* [REQUIREMENTS]: Pick out the lines below with "adult" and list them.

=== RECORD EXTRACTS ===

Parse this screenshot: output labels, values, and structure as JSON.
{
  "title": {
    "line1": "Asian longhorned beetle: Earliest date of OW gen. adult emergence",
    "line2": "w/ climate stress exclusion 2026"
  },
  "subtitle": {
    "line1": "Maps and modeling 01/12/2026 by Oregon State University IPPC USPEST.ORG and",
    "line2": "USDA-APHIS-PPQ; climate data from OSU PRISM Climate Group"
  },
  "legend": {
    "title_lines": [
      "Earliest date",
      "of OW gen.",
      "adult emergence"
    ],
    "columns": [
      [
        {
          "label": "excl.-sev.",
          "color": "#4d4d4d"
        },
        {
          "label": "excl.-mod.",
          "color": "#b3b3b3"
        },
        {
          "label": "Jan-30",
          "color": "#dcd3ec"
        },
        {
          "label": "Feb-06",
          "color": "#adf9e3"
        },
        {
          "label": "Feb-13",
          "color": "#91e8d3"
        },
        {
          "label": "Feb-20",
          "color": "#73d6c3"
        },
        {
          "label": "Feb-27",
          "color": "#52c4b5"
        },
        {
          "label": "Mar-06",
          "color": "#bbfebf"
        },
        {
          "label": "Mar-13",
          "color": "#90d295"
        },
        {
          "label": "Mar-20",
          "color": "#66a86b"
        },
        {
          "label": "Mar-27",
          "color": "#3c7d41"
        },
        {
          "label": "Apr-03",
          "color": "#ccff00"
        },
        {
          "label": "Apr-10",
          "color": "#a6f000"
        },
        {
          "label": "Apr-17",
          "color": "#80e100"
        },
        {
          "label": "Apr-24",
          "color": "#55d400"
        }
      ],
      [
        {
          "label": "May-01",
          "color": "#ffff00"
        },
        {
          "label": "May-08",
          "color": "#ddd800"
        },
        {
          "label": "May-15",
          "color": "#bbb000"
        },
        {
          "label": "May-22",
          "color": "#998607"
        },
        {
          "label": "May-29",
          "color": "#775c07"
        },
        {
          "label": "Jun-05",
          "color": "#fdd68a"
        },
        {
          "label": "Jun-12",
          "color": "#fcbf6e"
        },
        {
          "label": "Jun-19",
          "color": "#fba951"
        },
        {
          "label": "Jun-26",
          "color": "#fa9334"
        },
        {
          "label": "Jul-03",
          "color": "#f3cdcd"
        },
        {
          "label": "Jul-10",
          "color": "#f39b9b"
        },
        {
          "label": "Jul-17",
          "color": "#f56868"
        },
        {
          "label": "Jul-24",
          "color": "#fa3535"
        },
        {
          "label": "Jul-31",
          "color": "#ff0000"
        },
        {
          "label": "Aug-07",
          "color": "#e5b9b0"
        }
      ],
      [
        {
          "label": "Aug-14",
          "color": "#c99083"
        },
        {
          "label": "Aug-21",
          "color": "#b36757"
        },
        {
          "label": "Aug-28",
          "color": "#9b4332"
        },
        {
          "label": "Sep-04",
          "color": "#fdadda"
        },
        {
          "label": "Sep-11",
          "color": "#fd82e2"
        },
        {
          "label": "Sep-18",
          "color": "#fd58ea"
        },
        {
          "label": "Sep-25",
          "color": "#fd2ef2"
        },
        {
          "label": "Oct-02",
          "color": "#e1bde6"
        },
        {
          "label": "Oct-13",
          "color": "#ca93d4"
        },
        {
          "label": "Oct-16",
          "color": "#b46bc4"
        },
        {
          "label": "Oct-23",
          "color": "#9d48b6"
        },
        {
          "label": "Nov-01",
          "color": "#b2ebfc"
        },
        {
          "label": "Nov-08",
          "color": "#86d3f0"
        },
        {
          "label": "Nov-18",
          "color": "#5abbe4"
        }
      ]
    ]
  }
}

===

* [TASK OUTPUT]:
    "line1": "Asian longhorned beetle: Earliest date of OW gen. adult emergence",
      "adult emergence"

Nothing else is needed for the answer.